▸ RECORDS FOR THIS EXERCISE

----------------------------------------

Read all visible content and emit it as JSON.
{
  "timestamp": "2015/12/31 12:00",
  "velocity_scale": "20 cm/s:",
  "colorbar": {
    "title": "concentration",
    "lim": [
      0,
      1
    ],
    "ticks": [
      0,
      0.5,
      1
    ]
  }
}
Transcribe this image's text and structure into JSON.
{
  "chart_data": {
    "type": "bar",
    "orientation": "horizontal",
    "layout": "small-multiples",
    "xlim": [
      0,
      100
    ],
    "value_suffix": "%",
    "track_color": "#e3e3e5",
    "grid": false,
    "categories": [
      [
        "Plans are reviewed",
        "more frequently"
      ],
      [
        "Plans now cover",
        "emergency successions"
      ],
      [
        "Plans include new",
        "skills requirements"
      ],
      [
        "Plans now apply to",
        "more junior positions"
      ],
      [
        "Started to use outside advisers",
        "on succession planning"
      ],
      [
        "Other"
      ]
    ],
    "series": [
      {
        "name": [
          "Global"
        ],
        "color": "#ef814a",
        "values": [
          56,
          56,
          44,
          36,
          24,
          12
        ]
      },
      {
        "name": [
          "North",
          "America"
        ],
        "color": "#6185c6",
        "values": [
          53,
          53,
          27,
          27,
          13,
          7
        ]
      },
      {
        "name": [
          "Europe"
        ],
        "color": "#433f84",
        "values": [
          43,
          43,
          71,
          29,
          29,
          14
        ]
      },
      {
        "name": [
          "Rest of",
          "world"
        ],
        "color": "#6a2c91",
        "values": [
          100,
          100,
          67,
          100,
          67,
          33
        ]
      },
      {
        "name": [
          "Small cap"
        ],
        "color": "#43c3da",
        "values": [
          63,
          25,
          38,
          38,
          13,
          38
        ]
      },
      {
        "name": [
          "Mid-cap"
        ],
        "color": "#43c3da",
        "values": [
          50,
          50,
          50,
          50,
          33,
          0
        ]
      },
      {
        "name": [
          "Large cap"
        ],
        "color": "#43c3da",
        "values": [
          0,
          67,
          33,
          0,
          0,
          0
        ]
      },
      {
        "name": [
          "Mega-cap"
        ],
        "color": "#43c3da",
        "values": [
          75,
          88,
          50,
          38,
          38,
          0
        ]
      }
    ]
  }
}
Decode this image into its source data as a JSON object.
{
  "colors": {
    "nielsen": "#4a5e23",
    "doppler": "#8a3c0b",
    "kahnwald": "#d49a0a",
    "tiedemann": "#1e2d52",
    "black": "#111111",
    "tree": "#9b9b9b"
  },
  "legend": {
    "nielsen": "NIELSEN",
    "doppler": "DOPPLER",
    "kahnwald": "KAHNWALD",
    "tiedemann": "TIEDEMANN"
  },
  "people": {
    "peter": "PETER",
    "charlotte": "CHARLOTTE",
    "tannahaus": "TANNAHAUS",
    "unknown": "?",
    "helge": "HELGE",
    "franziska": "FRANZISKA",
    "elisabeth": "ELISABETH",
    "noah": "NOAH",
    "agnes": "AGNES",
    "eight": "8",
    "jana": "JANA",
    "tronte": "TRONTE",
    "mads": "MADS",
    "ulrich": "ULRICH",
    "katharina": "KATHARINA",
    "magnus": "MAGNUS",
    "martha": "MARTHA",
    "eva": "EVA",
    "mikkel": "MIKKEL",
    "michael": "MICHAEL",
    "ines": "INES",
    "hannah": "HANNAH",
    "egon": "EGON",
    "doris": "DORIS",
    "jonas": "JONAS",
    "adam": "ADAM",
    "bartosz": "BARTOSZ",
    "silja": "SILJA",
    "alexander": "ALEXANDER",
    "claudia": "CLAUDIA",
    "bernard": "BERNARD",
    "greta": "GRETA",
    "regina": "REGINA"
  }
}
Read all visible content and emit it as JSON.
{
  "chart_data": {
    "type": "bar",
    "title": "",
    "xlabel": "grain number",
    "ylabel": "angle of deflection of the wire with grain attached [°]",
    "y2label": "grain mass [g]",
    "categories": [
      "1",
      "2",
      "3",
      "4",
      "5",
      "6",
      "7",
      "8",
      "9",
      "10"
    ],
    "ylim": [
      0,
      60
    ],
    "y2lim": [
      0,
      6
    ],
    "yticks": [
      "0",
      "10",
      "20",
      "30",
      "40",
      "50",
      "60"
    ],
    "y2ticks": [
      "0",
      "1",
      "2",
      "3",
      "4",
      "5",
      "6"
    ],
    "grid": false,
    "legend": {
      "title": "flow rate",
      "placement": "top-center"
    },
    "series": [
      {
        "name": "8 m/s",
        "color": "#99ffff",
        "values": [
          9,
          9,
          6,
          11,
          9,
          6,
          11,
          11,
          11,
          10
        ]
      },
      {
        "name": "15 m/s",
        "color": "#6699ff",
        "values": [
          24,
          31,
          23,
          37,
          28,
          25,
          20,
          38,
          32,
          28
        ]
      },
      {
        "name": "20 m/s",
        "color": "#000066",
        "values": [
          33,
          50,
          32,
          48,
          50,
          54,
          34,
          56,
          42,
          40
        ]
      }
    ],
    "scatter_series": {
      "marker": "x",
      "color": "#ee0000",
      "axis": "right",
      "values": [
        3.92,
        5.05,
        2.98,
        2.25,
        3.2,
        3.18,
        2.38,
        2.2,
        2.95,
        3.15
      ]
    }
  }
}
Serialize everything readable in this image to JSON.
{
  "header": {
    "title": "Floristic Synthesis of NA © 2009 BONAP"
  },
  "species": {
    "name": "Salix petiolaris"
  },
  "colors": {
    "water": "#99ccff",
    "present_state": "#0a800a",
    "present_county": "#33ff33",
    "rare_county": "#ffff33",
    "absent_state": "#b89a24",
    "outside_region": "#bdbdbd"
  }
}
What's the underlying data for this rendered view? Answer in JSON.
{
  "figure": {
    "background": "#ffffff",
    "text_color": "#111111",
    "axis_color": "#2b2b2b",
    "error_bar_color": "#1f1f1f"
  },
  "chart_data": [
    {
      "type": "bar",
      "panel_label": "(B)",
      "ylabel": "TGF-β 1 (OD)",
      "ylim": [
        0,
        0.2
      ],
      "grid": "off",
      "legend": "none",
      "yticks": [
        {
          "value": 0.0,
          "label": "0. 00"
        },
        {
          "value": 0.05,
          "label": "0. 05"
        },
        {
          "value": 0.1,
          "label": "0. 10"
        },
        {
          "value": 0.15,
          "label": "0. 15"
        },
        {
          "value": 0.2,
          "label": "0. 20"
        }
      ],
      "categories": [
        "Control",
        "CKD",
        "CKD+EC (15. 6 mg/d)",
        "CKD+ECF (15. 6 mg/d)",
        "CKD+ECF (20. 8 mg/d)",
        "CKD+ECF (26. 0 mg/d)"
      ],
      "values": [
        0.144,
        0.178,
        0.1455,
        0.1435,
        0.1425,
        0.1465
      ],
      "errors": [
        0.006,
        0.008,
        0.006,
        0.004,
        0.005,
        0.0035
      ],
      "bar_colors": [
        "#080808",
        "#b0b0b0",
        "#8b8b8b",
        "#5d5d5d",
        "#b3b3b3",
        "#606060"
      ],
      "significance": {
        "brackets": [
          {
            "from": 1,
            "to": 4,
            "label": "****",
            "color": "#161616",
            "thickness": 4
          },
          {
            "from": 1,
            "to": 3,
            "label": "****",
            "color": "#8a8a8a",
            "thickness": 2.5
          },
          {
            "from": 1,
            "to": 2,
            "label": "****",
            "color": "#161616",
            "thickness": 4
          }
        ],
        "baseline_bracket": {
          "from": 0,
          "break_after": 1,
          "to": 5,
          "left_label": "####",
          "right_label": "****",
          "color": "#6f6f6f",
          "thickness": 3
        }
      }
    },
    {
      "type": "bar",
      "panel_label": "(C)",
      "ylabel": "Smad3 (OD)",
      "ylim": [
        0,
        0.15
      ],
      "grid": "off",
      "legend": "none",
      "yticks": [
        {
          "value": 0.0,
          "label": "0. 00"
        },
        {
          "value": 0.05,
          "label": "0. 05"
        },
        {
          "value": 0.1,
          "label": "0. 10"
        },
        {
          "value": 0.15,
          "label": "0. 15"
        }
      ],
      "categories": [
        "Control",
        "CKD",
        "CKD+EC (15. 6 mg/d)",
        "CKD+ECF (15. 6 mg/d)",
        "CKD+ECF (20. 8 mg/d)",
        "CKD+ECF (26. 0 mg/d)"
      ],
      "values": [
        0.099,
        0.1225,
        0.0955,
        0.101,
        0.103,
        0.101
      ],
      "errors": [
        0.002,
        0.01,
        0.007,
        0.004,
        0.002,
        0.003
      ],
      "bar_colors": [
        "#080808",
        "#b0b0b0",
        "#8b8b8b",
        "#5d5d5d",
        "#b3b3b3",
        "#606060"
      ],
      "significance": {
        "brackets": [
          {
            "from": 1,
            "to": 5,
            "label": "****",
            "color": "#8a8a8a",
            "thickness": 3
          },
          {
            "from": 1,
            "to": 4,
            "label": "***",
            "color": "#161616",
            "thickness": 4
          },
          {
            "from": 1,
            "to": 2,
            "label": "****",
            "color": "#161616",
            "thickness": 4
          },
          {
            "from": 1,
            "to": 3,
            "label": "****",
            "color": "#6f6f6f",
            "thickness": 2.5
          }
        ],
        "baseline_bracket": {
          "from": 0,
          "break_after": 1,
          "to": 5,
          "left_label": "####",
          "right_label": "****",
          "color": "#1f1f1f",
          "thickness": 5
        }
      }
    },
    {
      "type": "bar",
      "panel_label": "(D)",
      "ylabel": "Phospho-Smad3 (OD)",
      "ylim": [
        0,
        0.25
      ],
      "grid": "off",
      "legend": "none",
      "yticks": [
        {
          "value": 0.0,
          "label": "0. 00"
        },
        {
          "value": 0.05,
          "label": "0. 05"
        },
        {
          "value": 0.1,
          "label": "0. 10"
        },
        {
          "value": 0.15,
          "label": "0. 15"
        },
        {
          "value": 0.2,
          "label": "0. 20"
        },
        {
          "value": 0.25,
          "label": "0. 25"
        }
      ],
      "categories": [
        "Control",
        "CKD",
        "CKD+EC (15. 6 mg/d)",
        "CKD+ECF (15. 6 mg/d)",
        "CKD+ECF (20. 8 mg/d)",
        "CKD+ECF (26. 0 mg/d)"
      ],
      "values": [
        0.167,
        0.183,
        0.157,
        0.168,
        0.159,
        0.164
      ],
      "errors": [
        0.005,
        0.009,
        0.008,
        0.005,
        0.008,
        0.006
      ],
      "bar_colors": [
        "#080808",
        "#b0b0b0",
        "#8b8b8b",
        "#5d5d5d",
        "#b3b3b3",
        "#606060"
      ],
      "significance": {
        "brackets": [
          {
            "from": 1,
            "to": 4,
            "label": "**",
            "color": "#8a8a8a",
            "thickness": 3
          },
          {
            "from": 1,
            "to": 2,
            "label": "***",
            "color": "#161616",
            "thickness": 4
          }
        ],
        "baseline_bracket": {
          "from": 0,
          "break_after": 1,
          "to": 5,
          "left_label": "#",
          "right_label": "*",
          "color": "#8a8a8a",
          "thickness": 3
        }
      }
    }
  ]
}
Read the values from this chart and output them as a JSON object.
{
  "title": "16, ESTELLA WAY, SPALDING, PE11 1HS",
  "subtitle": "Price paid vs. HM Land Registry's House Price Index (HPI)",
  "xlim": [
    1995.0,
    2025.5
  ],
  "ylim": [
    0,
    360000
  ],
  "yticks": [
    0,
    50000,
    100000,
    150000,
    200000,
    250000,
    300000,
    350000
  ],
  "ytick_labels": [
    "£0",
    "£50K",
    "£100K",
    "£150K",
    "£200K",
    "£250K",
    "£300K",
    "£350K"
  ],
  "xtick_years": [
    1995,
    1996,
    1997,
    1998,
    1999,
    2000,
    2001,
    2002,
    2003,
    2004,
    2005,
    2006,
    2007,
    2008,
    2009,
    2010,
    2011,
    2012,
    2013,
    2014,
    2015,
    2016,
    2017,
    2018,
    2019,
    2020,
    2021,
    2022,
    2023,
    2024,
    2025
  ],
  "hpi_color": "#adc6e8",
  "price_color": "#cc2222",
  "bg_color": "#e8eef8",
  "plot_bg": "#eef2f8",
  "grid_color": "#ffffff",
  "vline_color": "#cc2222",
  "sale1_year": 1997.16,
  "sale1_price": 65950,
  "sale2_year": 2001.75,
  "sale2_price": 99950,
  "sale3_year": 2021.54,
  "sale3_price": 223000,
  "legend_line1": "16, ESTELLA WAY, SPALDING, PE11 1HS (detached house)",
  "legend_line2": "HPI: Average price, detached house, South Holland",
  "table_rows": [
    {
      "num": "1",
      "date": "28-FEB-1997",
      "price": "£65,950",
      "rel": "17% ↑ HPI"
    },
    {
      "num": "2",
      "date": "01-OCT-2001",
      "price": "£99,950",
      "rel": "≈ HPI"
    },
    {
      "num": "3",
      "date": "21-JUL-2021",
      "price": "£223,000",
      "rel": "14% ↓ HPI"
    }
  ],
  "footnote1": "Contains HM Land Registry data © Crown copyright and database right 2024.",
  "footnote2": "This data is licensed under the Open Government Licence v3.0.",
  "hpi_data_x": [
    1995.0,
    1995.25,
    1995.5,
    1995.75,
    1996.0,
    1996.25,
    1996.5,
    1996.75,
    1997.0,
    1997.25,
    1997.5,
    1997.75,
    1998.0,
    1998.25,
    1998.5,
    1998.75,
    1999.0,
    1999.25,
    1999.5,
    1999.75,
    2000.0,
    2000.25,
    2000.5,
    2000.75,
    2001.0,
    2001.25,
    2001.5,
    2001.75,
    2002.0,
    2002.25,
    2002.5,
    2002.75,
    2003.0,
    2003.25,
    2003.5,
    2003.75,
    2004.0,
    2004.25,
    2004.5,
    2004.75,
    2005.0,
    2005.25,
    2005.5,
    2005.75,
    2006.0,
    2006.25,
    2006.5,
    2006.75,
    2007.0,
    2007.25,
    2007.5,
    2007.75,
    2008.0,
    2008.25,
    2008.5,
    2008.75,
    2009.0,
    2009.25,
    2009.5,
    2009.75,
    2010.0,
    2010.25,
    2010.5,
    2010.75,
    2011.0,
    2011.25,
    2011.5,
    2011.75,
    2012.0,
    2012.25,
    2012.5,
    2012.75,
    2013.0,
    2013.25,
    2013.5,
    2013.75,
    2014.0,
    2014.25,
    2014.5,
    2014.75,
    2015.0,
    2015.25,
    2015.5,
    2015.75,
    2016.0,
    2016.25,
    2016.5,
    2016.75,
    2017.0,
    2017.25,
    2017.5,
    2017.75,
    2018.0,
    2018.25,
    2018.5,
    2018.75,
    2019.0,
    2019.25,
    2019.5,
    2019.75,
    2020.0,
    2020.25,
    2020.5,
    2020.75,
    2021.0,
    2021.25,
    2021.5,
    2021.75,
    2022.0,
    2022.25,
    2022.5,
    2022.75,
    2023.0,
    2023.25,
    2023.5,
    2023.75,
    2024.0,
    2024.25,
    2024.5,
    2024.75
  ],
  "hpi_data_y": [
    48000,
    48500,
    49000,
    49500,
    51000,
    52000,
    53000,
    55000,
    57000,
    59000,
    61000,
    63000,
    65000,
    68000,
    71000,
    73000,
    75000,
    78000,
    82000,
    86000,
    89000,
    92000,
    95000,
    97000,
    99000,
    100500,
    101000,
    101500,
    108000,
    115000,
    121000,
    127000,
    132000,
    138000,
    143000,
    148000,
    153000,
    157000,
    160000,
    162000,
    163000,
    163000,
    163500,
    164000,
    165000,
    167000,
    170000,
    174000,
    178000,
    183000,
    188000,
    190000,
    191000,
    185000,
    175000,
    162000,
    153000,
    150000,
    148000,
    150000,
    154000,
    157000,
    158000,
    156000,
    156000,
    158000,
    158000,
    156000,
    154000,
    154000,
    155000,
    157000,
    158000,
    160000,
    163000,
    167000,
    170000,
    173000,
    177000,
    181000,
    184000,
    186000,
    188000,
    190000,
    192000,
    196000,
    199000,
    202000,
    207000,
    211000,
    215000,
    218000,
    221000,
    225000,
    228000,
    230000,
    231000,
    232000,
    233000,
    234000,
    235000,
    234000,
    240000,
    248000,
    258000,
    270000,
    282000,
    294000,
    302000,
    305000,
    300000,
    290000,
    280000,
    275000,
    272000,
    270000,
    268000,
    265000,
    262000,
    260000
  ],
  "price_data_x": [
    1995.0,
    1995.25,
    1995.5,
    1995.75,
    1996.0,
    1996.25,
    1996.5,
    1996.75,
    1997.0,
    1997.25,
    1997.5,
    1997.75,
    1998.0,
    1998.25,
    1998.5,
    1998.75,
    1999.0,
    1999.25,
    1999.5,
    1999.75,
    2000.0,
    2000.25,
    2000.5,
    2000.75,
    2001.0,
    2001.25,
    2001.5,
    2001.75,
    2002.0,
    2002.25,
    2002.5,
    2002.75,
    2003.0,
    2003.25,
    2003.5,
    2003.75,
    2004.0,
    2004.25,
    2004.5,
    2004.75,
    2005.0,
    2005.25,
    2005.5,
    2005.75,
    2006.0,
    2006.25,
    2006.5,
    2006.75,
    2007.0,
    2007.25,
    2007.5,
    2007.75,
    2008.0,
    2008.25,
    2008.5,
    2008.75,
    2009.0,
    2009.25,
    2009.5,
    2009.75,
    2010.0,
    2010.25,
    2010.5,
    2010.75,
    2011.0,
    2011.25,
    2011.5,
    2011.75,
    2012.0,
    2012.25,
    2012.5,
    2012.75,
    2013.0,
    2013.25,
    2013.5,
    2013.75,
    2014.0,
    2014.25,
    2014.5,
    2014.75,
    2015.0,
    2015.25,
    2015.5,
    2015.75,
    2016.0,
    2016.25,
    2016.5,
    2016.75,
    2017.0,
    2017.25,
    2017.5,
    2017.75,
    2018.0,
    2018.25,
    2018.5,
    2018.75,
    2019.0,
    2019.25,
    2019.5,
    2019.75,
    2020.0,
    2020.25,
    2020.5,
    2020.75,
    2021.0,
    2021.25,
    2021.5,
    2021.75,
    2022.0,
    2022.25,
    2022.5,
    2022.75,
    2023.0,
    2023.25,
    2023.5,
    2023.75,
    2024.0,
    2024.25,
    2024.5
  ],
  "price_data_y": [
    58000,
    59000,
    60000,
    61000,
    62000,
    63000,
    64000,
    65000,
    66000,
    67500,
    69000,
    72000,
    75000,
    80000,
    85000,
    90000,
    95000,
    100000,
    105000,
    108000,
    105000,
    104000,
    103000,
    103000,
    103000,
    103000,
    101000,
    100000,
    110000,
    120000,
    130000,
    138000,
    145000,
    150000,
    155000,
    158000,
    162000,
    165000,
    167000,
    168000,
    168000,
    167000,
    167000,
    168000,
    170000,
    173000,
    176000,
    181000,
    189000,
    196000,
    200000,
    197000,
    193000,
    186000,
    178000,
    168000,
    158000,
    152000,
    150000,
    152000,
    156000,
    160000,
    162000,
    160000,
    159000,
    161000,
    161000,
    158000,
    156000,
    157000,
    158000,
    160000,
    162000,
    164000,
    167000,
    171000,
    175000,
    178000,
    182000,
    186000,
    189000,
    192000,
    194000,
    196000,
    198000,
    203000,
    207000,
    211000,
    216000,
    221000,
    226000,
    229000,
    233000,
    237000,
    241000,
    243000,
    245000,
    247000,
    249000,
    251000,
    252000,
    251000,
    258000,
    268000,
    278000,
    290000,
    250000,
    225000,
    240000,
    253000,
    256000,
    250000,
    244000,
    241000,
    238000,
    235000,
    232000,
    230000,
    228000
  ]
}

----------------------------------------

In the records above, locate every line with the string "tiedemann" and copy it.

    "tiedemann": "#1e2d52",
    "tiedemann": "TIEDEMANN"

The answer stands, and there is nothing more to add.